----- Task input

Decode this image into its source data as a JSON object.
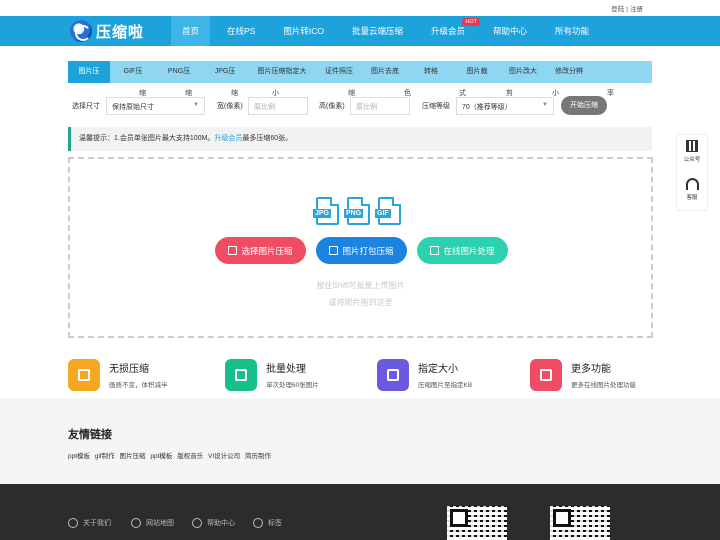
{
  "top_links": {
    "login": "登陆",
    "sep": "|",
    "register": "注册"
  },
  "logo": {
    "text": "压缩啦"
  },
  "nav": {
    "items": [
      {
        "label": "首页",
        "active": true
      },
      {
        "label": "在线PS"
      },
      {
        "label": "图片转ICO"
      },
      {
        "label": "批量云端压缩"
      },
      {
        "label": "升级会员",
        "badge": "HOT"
      },
      {
        "label": "帮助中心"
      },
      {
        "label": "所有功能"
      }
    ]
  },
  "tabs": {
    "items": [
      "图片压",
      "GIF压",
      "PNG压",
      "JPG压",
      "图片压缩指定大",
      "证件照压",
      "图片去底",
      "转格",
      "图片裁",
      "图片改大",
      "修改分辨"
    ],
    "sub": [
      "缩",
      "缩",
      "缩",
      "小",
      "缩",
      "色",
      "式",
      "剪",
      "小",
      "率"
    ]
  },
  "form": {
    "size_label": "选择尺寸",
    "size_value": "保持原始尺寸",
    "width_label": "宽(像素)",
    "width_placeholder": "原比例",
    "height_label": "高(像素)",
    "height_placeholder": "原比例",
    "level_label": "压缩等级",
    "level_value": "70（推荐等级）",
    "start_button": "开始压缩"
  },
  "tip": {
    "prefix": "温馨提示：1.会员单张图片最大支持100M。",
    "link": "升级会员",
    "suffix": "最多压缩60张。"
  },
  "upload": {
    "formats": [
      "JPG",
      "PNG",
      "GIF"
    ],
    "buttons": [
      "选择图片压缩",
      "图片打包压缩",
      "在线图片处理"
    ],
    "hint1": "按住Shift可批量上传图片",
    "hint2": "或将照片拖到这里"
  },
  "side": {
    "wechat": "公众号",
    "service": "客服"
  },
  "features": [
    {
      "title": "无损压缩",
      "desc": "画质不变，体积减半",
      "color": "#f5a623"
    },
    {
      "title": "批量处理",
      "desc": "单次处理60张图片",
      "color": "#17c08a"
    },
    {
      "title": "指定大小",
      "desc": "压缩图片至指定KB",
      "color": "#6a5ae0"
    },
    {
      "title": "更多功能",
      "desc": "更多在线图片处理功能",
      "color": "#ef4d63"
    }
  ],
  "friends": {
    "title": "友情链接",
    "links": [
      "ppt模板",
      "gif制作",
      "图片压缩",
      "ppt模板",
      "版权音乐",
      "VI设计公司",
      "简历制作"
    ]
  },
  "footer": {
    "links": [
      "关于我们",
      "网站地图",
      "帮助中心",
      "标签"
    ]
  },
  "colors": {
    "primary": "#1ea2dc",
    "tabs_bg": "#8fd6f2",
    "footer_bg": "#2b2c2e"
  }
}
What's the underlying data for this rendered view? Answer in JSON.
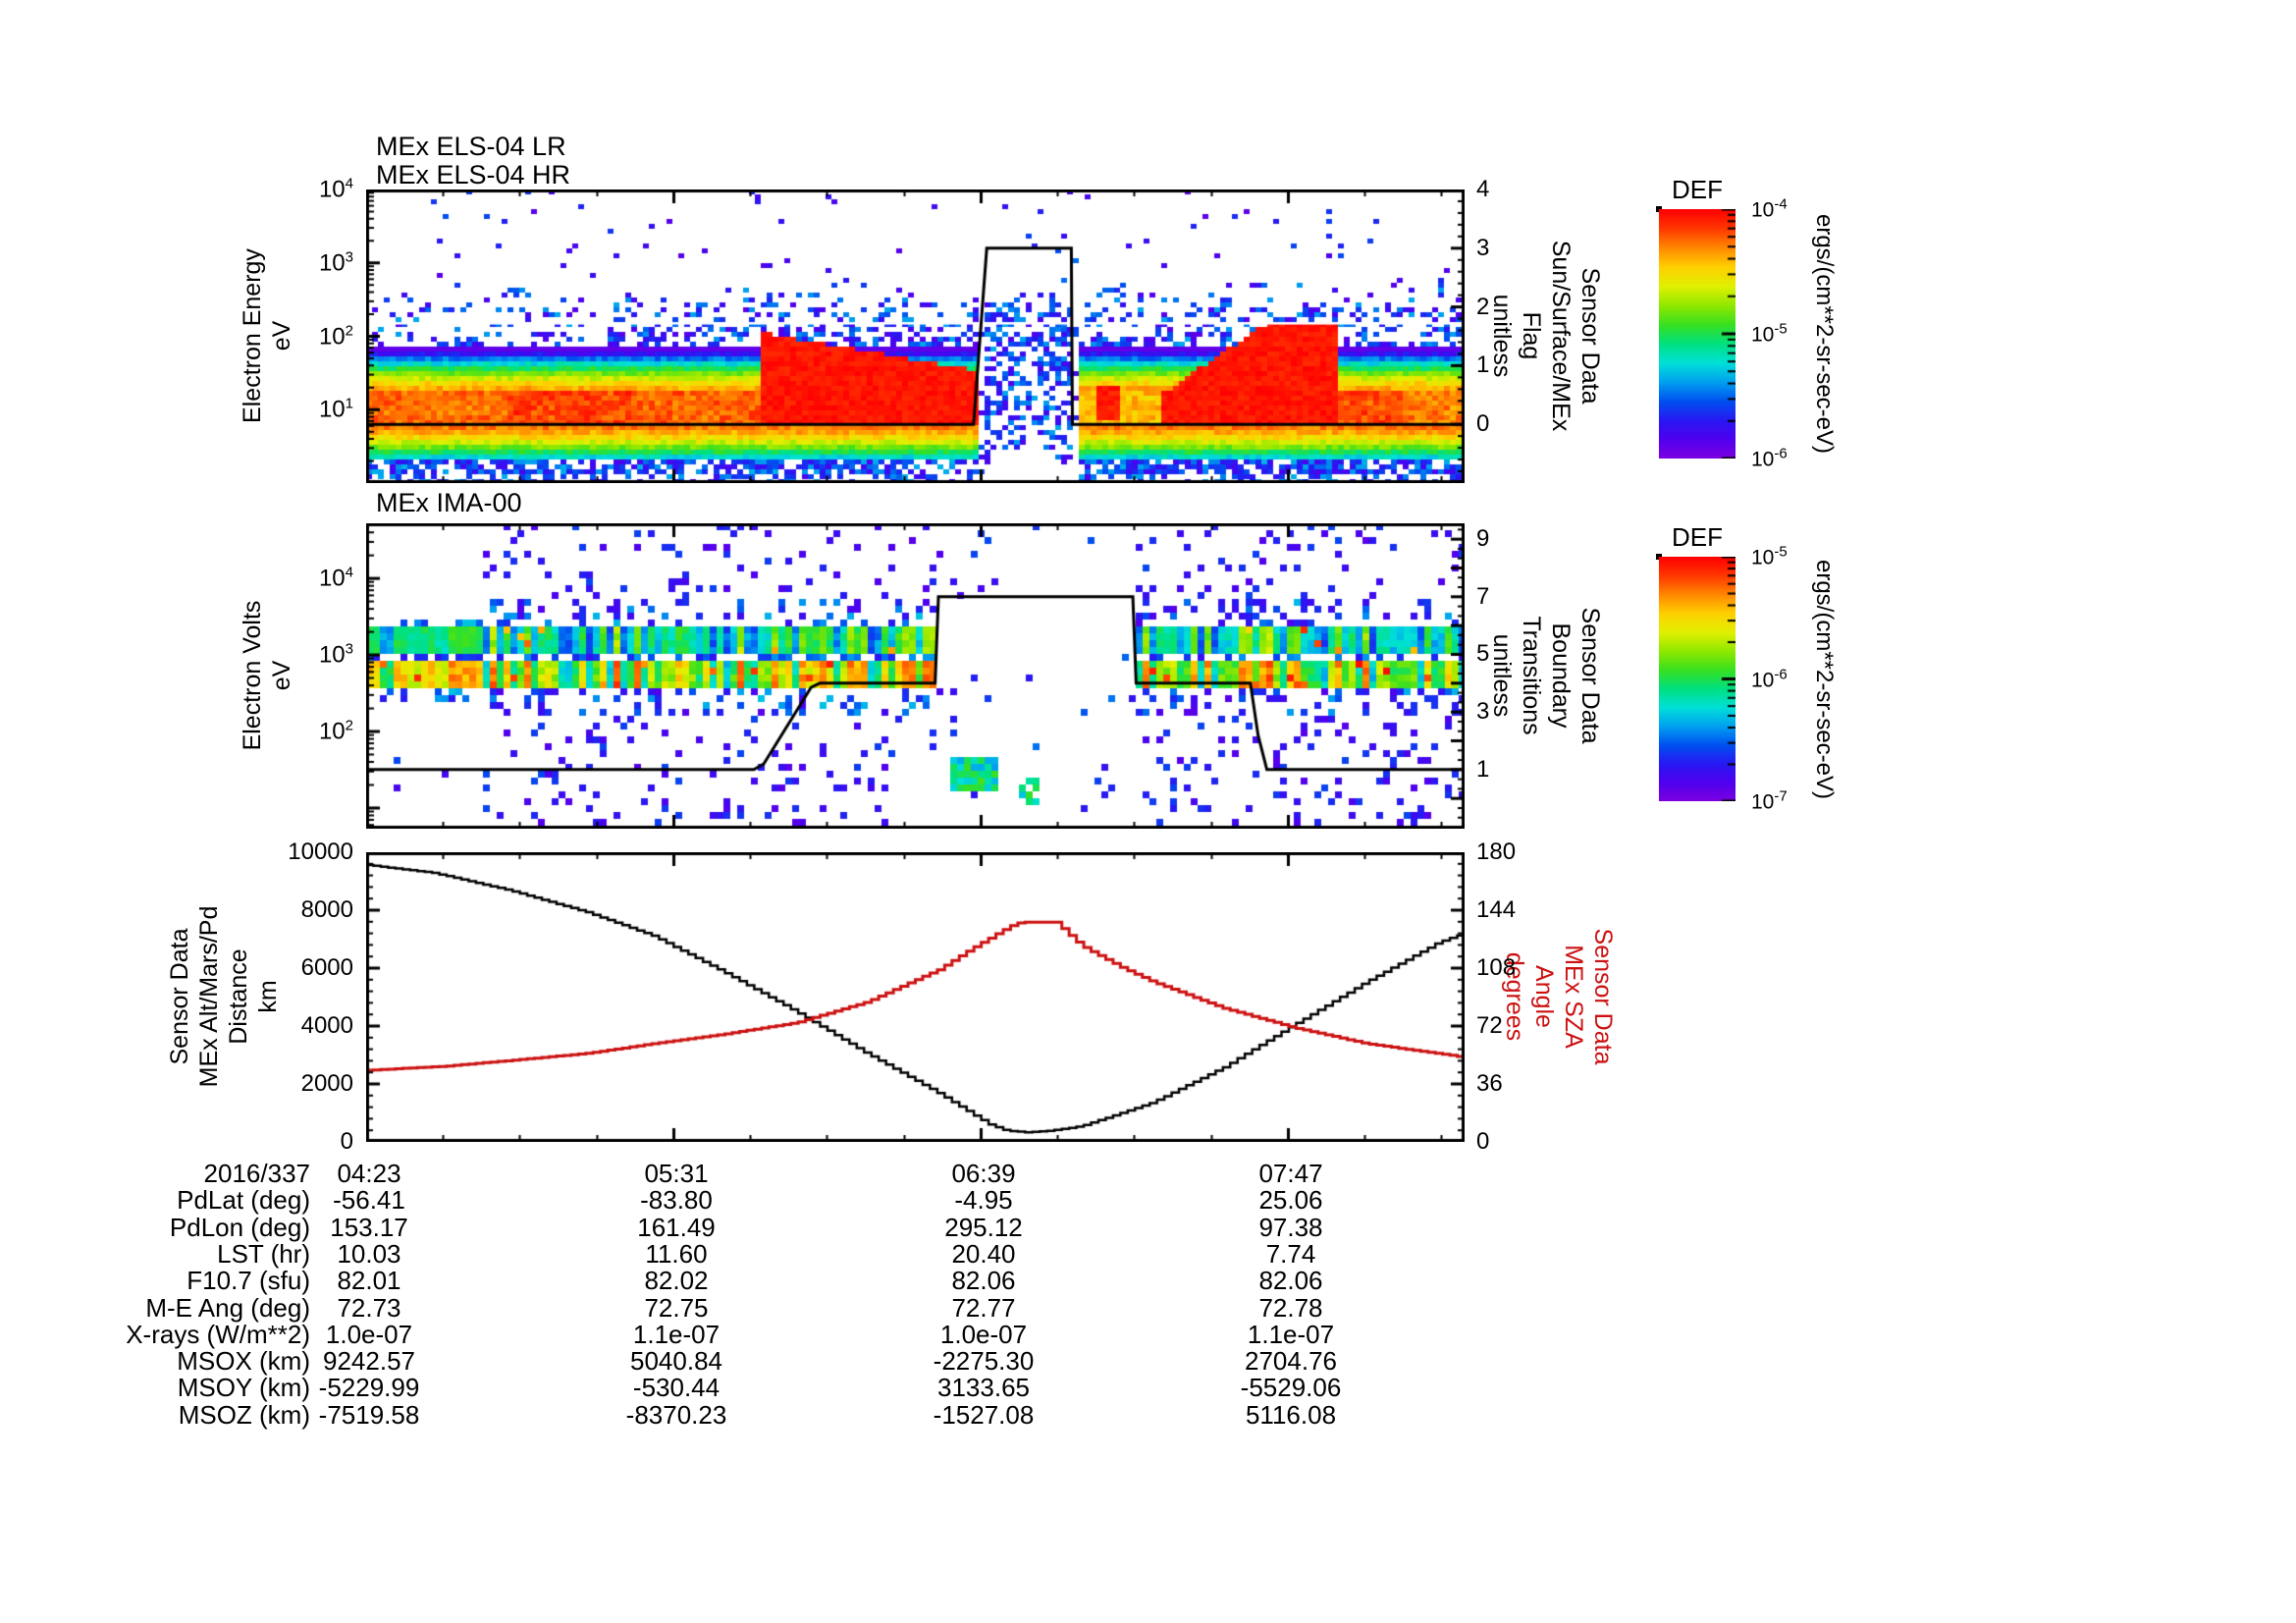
{
  "page": {
    "background": "#ffffff"
  },
  "colors": {
    "accent_red": "#cc1111",
    "line_black": "#000000",
    "colormap": [
      "#7d00e0",
      "#5000ee",
      "#2818f2",
      "#0050f0",
      "#00a0f0",
      "#00e0d8",
      "#00e080",
      "#38e020",
      "#90e800",
      "#e0f000",
      "#ffd000",
      "#ff8800",
      "#ff3800",
      "#ff0000"
    ]
  },
  "chart_data": [
    {
      "id": "els",
      "type": "heatmap",
      "title_lines": [
        "MEx ELS-04 LR",
        "MEx ELS-04 HR"
      ],
      "y_axis": {
        "label_lines": [
          "Electron Energy",
          "eV"
        ],
        "scale": "log",
        "min_exp": 0,
        "max_exp": 4,
        "tick_exps": [
          4,
          3,
          2,
          1
        ]
      },
      "right_axis": {
        "label_lines": [
          "Sensor Data",
          "Sun/Surface/MEx",
          "Flag",
          "unitless"
        ],
        "min": -1,
        "max": 4,
        "ticks": [
          4,
          3,
          2,
          1,
          0
        ]
      },
      "flag_line": {
        "name": "Sun/Surface/MEx Flag",
        "points": [
          [
            0,
            0
          ],
          [
            0.553,
            0
          ],
          [
            0.565,
            3
          ],
          [
            0.642,
            3
          ],
          [
            0.643,
            0
          ],
          [
            1,
            0
          ]
        ]
      },
      "model": {
        "gap": [
          0.555,
          0.645
        ],
        "gap_dense_col": [
          0.563,
          0.64
        ],
        "gap_white_col": [
          0.567,
          0.628,
          0.5
        ],
        "redA": [
          0.36,
          0.555
        ],
        "redA_top_start": 2.05,
        "redA_top_slope": 2.6,
        "streakB": [
          0.663,
          0.685
        ],
        "redB": [
          0.72,
          0.885
        ],
        "redB_top_base": 1.2,
        "redB_top_slope": 10,
        "redB_top_max": 2.2,
        "mid_after_gap": [
          0.645,
          0.72,
          0.76
        ],
        "core_L": [
          0.8,
          1.28
        ],
        "peak_L": 1.0,
        "peak_w": 0.62,
        "peak_v": 0.93,
        "core_v_by_x": [
          [
            0.13,
            0.85
          ],
          [
            0.24,
            0.89
          ],
          [
            0.36,
            0.86
          ],
          [
            0.885,
            0
          ],
          [
            0.94,
            0.88
          ],
          [
            1.01,
            0.83
          ]
        ],
        "speckle_zone_top": 2.75,
        "dot_density": 0.015,
        "dense_x": [
          [
            0.22,
            0.555
          ],
          [
            0.655,
            1.01
          ]
        ],
        "white_line_L": 2.18
      }
    },
    {
      "id": "ima",
      "type": "heatmap",
      "title_lines": [
        "MEx IMA-00"
      ],
      "y_axis": {
        "label_lines": [
          "Electron Volts",
          "eV"
        ],
        "scale": "log",
        "min_exp_f": 0.73,
        "max_exp_f": 4.72,
        "tick_exps": [
          4,
          3,
          2
        ]
      },
      "right_axis": {
        "label_lines": [
          "Sensor Data",
          "Boundary",
          "Transitions",
          "unitless"
        ],
        "min": -1.05,
        "max": 9.55,
        "ticks": [
          9,
          7,
          5,
          3,
          1
        ]
      },
      "flag_line": {
        "name": "Boundary Transitions",
        "points": [
          [
            0,
            1
          ],
          [
            0.353,
            1
          ],
          [
            0.362,
            1.2
          ],
          [
            0.405,
            3.85
          ],
          [
            0.413,
            4
          ],
          [
            0.518,
            4
          ],
          [
            0.521,
            7
          ],
          [
            0.698,
            7
          ],
          [
            0.701,
            4
          ],
          [
            0.805,
            4
          ],
          [
            0.812,
            2.2
          ],
          [
            0.82,
            1
          ],
          [
            1,
            1
          ]
        ]
      },
      "model": {
        "quiet_end": 0.105,
        "gap": [
          0.52,
          0.7
        ],
        "bandA": [
          2.58,
          2.95
        ],
        "bandB": [
          3.02,
          3.38
        ],
        "ext_low": [
          2.2,
          2.58
        ],
        "ext_high": [
          3.38,
          3.75
        ],
        "noise_density_1": 0.1,
        "noise_density_2": 0.12,
        "gap_density": 0.025,
        "blob1": [
          0.53,
          0.575,
          1.3,
          1.7
        ],
        "blob2": [
          0.595,
          0.615,
          1.05,
          1.4
        ],
        "red_cluster": [
          0.7,
          0.73,
          2.7,
          3.0
        ]
      }
    },
    {
      "id": "orbit",
      "type": "line",
      "left_axis": {
        "label_lines": [
          "Sensor Data",
          "MEx Alt/Mars/Pd",
          "Distance",
          "km"
        ],
        "min": 0,
        "max": 10000,
        "ticks": [
          10000,
          8000,
          6000,
          4000,
          2000,
          0
        ],
        "minor_step": 400
      },
      "right_axis": {
        "label_lines": [
          "Sensor Data",
          "MEx SZA",
          "Angle",
          "degrees"
        ],
        "min": 0,
        "max": 180,
        "ticks": [
          180,
          144,
          108,
          72,
          36,
          0
        ],
        "minor_step": 7.2,
        "color": "#cc1111"
      },
      "x_axis": {
        "date_label": "2016/337",
        "tick_labels": [
          "04:23",
          "05:31",
          "06:39",
          "07:47"
        ],
        "tick_fracs": [
          0.0,
          0.2797,
          0.5595,
          0.8392
        ],
        "minor_per_interval": 4
      },
      "series": [
        {
          "name": "MEx Alt/Mars/Pd Distance km",
          "axis": "left",
          "color": "#000000",
          "points": [
            [
              0,
              9560
            ],
            [
              0.06,
              9290
            ],
            [
              0.13,
              8680
            ],
            [
              0.2,
              7930
            ],
            [
              0.26,
              7120
            ],
            [
              0.325,
              5860
            ],
            [
              0.39,
              4510
            ],
            [
              0.455,
              3050
            ],
            [
              0.52,
              1690
            ],
            [
              0.566,
              610
            ],
            [
              0.582,
              390
            ],
            [
              0.6,
              330
            ],
            [
              0.622,
              390
            ],
            [
              0.65,
              540
            ],
            [
              0.715,
              1360
            ],
            [
              0.78,
              2580
            ],
            [
              0.845,
              4070
            ],
            [
              0.91,
              5530
            ],
            [
              0.975,
              6880
            ],
            [
              1,
              7220
            ]
          ]
        },
        {
          "name": "MEx SZA Angle degrees",
          "axis": "right",
          "color": "#cc1111",
          "points": [
            [
              0,
              44.5
            ],
            [
              0.07,
              47
            ],
            [
              0.13,
              50.6
            ],
            [
              0.2,
              55
            ],
            [
              0.26,
              61
            ],
            [
              0.325,
              67
            ],
            [
              0.39,
              74
            ],
            [
              0.455,
              87
            ],
            [
              0.52,
              107
            ],
            [
              0.55,
              120
            ],
            [
              0.585,
              134
            ],
            [
              0.595,
              136.5
            ],
            [
              0.627,
              136.5
            ],
            [
              0.65,
              122
            ],
            [
              0.685,
              109
            ],
            [
              0.715,
              99.5
            ],
            [
              0.78,
              83
            ],
            [
              0.845,
              70.8
            ],
            [
              0.91,
              61
            ],
            [
              0.975,
              54.9
            ],
            [
              1,
              52.5
            ]
          ]
        }
      ]
    }
  ],
  "colorbars": [
    {
      "title": "DEF",
      "tick_exps": [
        -4,
        -5,
        -6
      ],
      "unit": "ergs/(cm**2-sr-sec-eV)"
    },
    {
      "title": "DEF",
      "tick_exps": [
        -5,
        -6,
        -7
      ],
      "unit": "ergs/(cm**2-sr-sec-eV)"
    }
  ],
  "table": {
    "rows": [
      {
        "label": "PdLat (deg)",
        "values": [
          "-56.41",
          "-83.80",
          "-4.95",
          "25.06"
        ]
      },
      {
        "label": "PdLon (deg)",
        "values": [
          "153.17",
          "161.49",
          "295.12",
          "97.38"
        ]
      },
      {
        "label": "LST (hr)",
        "values": [
          "10.03",
          "11.60",
          "20.40",
          "7.74"
        ]
      },
      {
        "label": "F10.7 (sfu)",
        "values": [
          "82.01",
          "82.02",
          "82.06",
          "82.06"
        ]
      },
      {
        "label": "M-E Ang (deg)",
        "values": [
          "72.73",
          "72.75",
          "72.77",
          "72.78"
        ]
      },
      {
        "label": "X-rays (W/m**2)",
        "values": [
          "1.0e-07",
          "1.1e-07",
          "1.0e-07",
          "1.1e-07"
        ]
      },
      {
        "label": "MSOX (km)",
        "values": [
          "9242.57",
          "5040.84",
          "-2275.30",
          "2704.76"
        ]
      },
      {
        "label": "MSOY (km)",
        "values": [
          "-5229.99",
          "-530.44",
          "3133.65",
          "-5529.06"
        ]
      },
      {
        "label": "MSOZ (km)",
        "values": [
          "-7519.58",
          "-8370.23",
          "-1527.08",
          "5116.08"
        ]
      }
    ]
  }
}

----------

Task to carry out:
Looking at the records above, count the lines where the word "Distance" appears. State only the number.

The response:
2